=== What to produce ===
Search the data for the string "this" and gather each line it is in.
start Provided data
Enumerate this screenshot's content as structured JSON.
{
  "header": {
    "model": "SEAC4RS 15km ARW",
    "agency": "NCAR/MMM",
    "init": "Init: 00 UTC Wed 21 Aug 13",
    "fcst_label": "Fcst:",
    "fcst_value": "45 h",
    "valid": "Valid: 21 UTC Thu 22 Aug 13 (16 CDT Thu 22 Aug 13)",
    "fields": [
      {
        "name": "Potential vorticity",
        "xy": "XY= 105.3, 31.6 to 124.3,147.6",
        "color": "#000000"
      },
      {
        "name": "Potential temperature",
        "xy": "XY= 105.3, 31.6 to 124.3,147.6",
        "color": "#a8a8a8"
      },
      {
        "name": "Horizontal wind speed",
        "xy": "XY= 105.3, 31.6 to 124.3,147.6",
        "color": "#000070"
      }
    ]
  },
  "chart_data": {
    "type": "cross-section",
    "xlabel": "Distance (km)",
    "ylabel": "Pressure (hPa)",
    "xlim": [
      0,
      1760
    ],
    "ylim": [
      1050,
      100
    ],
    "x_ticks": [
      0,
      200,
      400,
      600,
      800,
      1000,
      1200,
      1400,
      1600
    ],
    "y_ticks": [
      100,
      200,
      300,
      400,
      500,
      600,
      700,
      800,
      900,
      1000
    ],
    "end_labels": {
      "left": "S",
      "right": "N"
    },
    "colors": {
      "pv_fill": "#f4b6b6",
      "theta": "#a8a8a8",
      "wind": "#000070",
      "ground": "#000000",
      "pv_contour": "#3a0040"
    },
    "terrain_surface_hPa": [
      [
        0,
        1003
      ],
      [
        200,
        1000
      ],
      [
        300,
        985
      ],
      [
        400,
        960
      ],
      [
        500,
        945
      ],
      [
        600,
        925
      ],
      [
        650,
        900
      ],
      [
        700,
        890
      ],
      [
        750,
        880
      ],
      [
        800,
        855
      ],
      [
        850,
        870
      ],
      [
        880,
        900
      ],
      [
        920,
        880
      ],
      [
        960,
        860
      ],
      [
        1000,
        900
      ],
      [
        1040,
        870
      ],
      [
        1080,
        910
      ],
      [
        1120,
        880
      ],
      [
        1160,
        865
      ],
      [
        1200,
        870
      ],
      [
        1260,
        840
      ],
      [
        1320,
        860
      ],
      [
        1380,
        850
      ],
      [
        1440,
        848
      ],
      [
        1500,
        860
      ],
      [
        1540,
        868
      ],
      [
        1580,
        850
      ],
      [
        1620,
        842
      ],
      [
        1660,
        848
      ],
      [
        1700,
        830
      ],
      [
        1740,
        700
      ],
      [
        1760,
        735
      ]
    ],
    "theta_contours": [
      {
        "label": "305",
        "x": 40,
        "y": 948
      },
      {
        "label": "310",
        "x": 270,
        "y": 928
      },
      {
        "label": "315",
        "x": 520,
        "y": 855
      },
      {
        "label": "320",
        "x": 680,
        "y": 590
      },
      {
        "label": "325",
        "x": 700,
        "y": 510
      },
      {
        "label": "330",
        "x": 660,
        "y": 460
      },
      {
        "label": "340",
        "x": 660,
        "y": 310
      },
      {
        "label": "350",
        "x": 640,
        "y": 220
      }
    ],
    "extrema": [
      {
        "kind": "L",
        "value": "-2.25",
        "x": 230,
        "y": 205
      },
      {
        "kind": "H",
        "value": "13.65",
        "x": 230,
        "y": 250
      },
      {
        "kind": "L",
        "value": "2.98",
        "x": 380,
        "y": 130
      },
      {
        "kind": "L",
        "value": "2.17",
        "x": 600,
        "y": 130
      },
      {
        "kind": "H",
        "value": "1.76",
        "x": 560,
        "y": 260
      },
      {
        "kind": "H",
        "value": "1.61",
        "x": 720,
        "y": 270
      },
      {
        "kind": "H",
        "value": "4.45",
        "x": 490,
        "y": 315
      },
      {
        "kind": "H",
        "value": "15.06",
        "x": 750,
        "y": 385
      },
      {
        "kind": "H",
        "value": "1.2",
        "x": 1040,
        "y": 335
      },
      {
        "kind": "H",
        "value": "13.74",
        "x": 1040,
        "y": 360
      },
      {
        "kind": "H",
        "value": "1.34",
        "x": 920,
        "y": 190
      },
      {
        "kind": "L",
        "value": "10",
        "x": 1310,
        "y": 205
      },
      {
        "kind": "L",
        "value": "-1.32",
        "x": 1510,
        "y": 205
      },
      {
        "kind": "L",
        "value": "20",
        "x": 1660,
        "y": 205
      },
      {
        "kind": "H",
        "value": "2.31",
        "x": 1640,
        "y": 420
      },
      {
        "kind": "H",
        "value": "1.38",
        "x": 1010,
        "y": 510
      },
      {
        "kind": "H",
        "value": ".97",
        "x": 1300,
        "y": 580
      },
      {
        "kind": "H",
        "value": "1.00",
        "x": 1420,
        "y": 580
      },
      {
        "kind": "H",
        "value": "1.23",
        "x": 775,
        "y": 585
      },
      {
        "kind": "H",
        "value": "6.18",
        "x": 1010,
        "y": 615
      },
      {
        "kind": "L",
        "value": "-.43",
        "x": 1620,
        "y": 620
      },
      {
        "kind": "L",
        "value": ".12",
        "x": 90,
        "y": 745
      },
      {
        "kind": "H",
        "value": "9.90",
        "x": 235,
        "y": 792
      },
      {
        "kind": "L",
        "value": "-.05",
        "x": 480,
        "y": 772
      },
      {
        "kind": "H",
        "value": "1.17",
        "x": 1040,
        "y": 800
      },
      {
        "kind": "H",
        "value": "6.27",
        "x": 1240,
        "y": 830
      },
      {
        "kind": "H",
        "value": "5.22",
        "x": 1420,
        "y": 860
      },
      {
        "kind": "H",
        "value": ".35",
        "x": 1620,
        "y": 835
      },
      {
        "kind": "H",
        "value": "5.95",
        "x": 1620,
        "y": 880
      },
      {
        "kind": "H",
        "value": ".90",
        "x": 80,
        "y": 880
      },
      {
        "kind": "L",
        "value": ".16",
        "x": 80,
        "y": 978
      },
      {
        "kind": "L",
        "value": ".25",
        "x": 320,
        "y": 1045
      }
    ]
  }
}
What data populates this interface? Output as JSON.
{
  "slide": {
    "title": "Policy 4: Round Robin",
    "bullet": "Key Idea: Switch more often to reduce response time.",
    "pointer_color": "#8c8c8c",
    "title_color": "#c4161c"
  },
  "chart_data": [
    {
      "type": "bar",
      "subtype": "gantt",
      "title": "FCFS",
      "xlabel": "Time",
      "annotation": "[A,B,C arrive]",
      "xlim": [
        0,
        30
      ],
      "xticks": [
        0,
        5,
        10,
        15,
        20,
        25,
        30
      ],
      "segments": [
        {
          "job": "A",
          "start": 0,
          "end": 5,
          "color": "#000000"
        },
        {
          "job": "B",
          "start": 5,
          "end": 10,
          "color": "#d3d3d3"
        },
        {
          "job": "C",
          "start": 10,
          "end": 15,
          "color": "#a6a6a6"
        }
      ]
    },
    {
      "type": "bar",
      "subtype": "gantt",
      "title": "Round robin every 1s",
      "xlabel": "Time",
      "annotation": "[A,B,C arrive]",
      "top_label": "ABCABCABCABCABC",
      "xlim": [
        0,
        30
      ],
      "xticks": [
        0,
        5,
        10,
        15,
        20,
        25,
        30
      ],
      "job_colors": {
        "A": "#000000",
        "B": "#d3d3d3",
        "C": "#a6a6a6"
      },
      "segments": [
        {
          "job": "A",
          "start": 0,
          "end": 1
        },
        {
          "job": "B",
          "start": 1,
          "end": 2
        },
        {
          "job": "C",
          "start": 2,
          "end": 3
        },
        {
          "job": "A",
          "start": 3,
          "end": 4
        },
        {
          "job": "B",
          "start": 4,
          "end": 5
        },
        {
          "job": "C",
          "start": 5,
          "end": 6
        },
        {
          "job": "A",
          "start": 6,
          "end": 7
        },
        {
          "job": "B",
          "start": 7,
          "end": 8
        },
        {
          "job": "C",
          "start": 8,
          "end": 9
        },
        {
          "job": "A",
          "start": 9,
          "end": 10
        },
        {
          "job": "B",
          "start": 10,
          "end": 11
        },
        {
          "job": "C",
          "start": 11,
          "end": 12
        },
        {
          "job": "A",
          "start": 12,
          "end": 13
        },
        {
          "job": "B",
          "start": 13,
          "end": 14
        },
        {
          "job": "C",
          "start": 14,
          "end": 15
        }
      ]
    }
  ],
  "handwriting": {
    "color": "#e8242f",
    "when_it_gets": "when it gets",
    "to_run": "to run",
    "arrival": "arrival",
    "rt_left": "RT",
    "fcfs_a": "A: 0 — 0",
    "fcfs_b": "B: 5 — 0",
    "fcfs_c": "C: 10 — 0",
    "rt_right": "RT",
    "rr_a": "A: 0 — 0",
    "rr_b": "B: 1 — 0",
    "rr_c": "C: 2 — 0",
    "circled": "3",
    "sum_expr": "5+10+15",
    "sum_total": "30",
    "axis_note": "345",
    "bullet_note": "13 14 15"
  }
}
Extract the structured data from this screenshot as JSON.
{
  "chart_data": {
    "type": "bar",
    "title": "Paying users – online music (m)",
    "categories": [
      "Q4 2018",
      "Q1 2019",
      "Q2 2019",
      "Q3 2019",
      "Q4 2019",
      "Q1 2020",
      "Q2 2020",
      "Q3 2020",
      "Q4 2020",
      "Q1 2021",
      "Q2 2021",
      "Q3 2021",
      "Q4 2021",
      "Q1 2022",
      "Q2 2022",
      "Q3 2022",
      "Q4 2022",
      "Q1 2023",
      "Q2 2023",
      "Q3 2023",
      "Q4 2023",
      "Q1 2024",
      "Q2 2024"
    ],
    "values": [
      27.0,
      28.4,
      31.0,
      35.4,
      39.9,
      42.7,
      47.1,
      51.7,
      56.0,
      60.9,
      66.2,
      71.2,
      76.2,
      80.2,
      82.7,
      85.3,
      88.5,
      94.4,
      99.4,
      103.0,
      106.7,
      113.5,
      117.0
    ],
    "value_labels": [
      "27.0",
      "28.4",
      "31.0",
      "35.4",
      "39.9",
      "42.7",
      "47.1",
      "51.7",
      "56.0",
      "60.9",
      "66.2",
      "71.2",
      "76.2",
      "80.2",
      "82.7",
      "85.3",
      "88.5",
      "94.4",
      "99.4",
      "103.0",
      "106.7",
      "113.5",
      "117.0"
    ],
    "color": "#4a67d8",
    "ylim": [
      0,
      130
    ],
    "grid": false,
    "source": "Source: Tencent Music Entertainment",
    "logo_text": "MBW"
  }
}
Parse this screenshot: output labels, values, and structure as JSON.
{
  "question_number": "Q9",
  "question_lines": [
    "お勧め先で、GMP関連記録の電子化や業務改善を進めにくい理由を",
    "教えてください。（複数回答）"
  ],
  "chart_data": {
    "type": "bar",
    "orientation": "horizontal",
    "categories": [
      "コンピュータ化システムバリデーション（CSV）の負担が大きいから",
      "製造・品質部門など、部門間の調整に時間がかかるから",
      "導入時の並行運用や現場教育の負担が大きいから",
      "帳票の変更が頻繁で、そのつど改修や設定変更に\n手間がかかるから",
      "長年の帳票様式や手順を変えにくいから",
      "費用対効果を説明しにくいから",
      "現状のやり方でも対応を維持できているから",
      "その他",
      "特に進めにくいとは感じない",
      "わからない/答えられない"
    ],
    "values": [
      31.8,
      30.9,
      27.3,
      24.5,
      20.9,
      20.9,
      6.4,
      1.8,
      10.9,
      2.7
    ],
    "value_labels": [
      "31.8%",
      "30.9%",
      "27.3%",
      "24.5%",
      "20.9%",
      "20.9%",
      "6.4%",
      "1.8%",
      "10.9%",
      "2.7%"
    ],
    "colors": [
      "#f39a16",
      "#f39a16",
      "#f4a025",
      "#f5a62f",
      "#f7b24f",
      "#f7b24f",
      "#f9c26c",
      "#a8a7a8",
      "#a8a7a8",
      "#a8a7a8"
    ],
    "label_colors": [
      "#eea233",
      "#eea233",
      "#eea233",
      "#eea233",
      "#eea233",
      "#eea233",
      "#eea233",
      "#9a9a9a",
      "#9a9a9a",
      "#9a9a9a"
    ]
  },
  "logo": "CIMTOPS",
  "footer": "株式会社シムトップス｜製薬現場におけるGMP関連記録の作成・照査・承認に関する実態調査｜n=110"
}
end Provided data
=== Written answer ===
Enumerate this screenshot's content as structured JSON.
What data populates this interface? Output as JSON.
Extract the structured data from this screenshot as JSON.
Parse this screenshot: output labels, values, and structure as JSON.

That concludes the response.